■ Given records:
<<<<

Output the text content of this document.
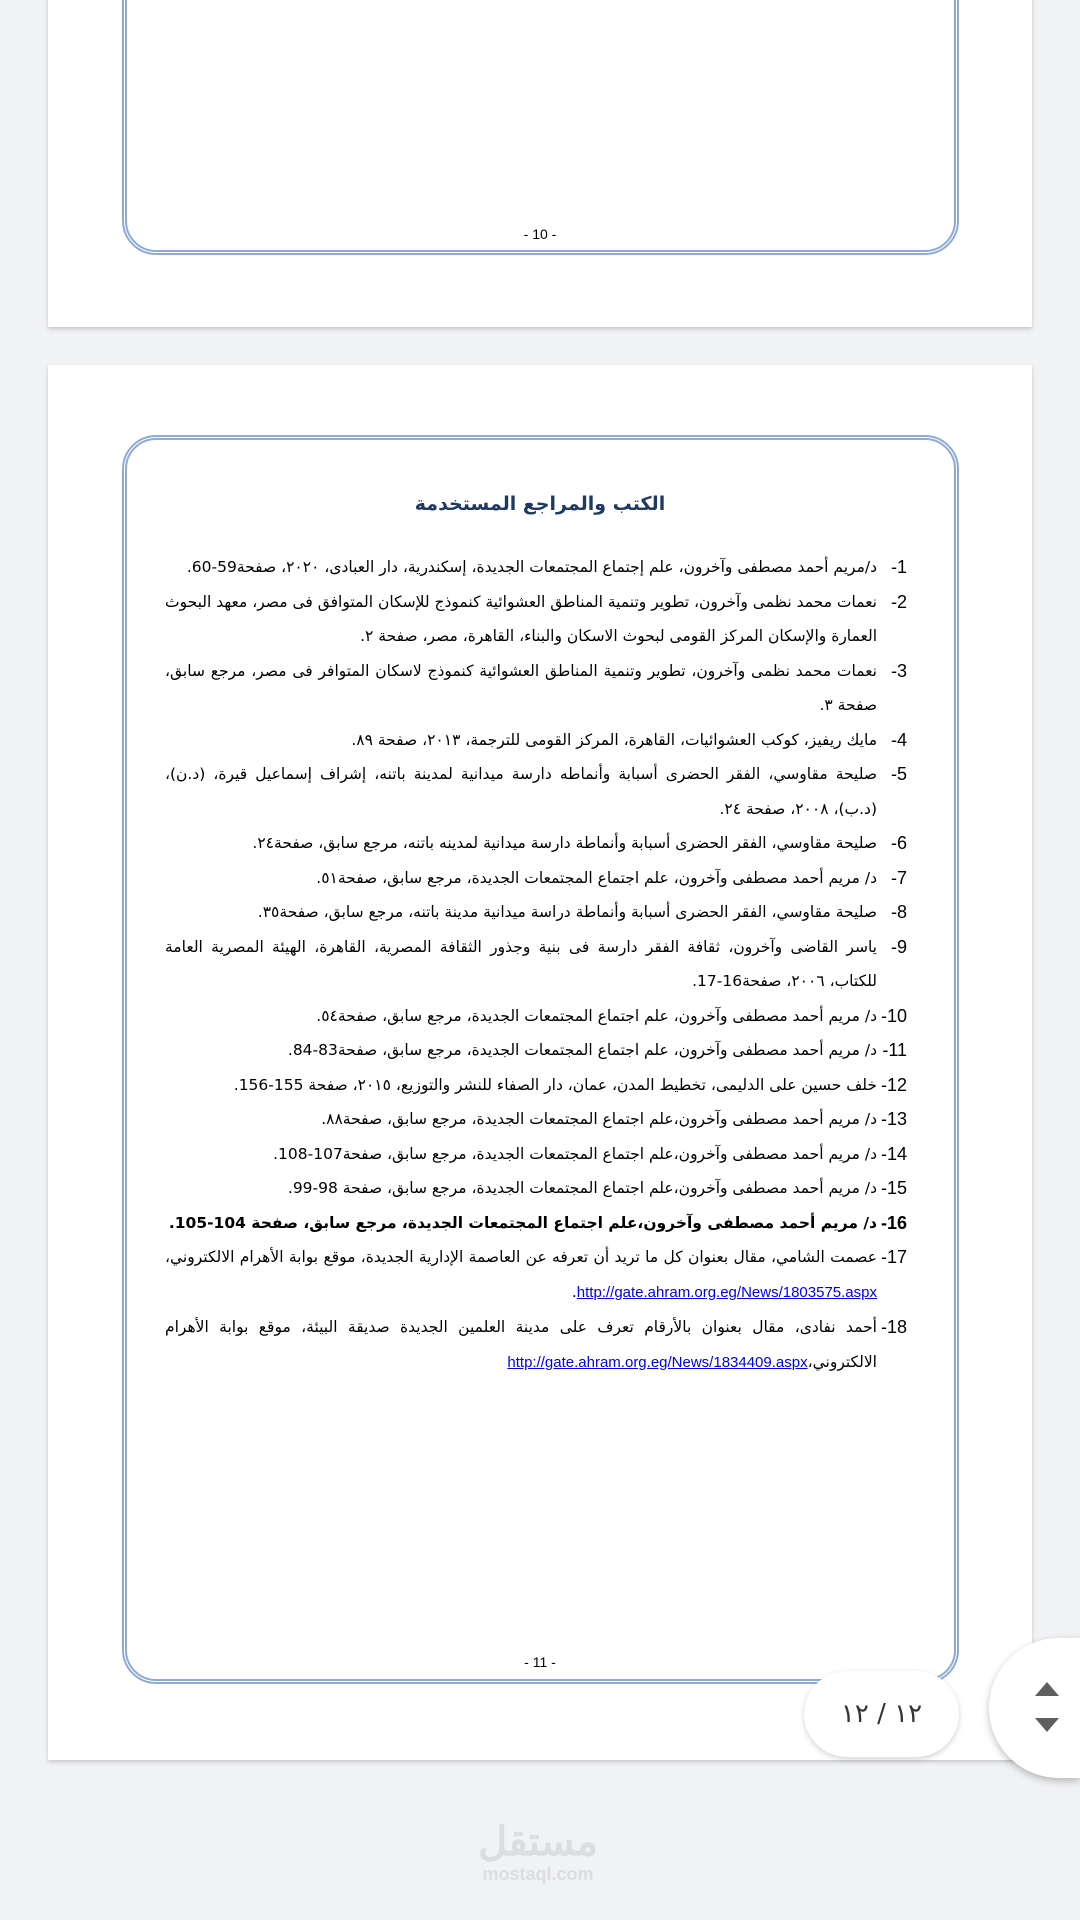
- 10 -
الكتب والمراجع المستخدمة
1-
د/مريم أحمد مصطفى وآخرون، علم إجتماع المجتمعات الجديدة، إسكندرية، دار العبادى، ٢٠٢٠، صفحة59-60.
2-
نعمات محمد نظمى وآخرون، تطوير وتنمية المناطق العشوائية كنموذج للإسكان المتوافق فى مصر، معهد البحوث العمارة والإسكان المركز القومى لبحوث الاسكان والبناء، القاهرة، مصر، صفحة ٢.
3-
نعمات محمد نظمى وآخرون، تطوير وتنمية المناطق العشوائية كنموذج لاسكان المتوافر فى مصر، مرجع سابق، صفحة ٣.
4-
مايك ريفيز، كوكب العشوائيات، القاهرة، المركز القومى للترجمة، ٢٠١٣، صفحة ٨٩.
5-
صليحة مقاوسي، الفقر الحضرى أسبابة وأنماطه دارسة ميدانية لمدينة باتنه، إشراف إسماعيل قيرة، (د.ن)،(د.ب)، ٢٠٠٨، صفحة ٢٤.
6-
صليحة مقاوسي، الفقر الحضرى أسبابة وأنماطة دارسة ميدانية لمدينه باتنه، مرجع سابق، صفحة٢٤.
7-
د/ مريم أحمد مصطفى وآخرون، علم اجتماع المجتمعات الجديدة، مرجع سابق، صفحة٥١.
8-
صليحة مقاوسي، الفقر الحضرى أسبابة وأنماطة دراسة ميدانية مدينة باتنه، مرجع سابق، صفحة٣٥.
9-
ياسر القاضى وآخرون، ثقافة الفقر دارسة فى بنية وجذور الثقافة المصرية، القاهرة، الهيئة المصرية العامة للكتاب، ٢٠٠٦، صفحة16-17.
10-
د/ مريم أحمد مصطفى وآخرون، علم اجتماع المجتمعات الجديدة، مرجع سابق، صفحة٥٤.
11-
د/ مريم أحمد مصطفى وآخرون، علم اجتماع المجتمعات الجديدة، مرجع سابق، صفحة83-84.
12-
خلف حسين على الدليمى، تخطيط المدن، عمان، دار الصفاء للنشر والتوزيع، ٢٠١٥، صفحة 155-156.
13-
د/ مريم أحمد مصطفى وآخرون،علم اجتماع المجتمعات الجديدة، مرجع سابق، صفحة٨٨.
14-
د/ مريم أحمد مصطفى وآخرون،علم اجتماع المجتمعات الجديدة، مرجع سابق، صفحة107-108.
15-
د/ مريم أحمد مصطفى وآخرون،علم اجتماع المجتمعات الجديدة، مرجع سابق، صفحة 98-99.
16-
د/ مريم أحمد مصطفى وآخرون،علم اجتماع المجتمعات الجديدة، مرجع سابق، صفحة 104-105.
17-
عصمت الشامي، مقال بعنوان كل ما تريد أن تعرفه عن العاصمة الإدارية الجديدة، موقع بوابة الأهرام الالكتروني، http://gate.ahram.org.eg/News/1803575.aspx.
18-
أحمد نفادى، مقال بعنوان بالأرقام تعرف على مدينة العلمين الجديدة صديقة البيئة، موقع بوابة الأهرام الالكتروني،http://gate.ahram.org.eg/News/1834409.aspx
- 11 -
١٢ / ١٢
مستقل
mostaql.com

>>>>

■ Given problem: Show each line of the data that contains the string "ahram".

■ Finished task:
عصمت الشامي، مقال بعنوان كل ما تريد أن تعرفه عن العاصمة الإدارية الجديدة، موقع بوابة الأهرام الالكتروني، http://gate.ahram.org.eg/News/1803575.aspx.
أحمد نفادى، مقال بعنوان بالأرقام تعرف على مدينة العلمين الجديدة صديقة البيئة، موقع بوابة الأهرام الالكتروني،http://gate.ahram.org.eg/News/1834409.aspx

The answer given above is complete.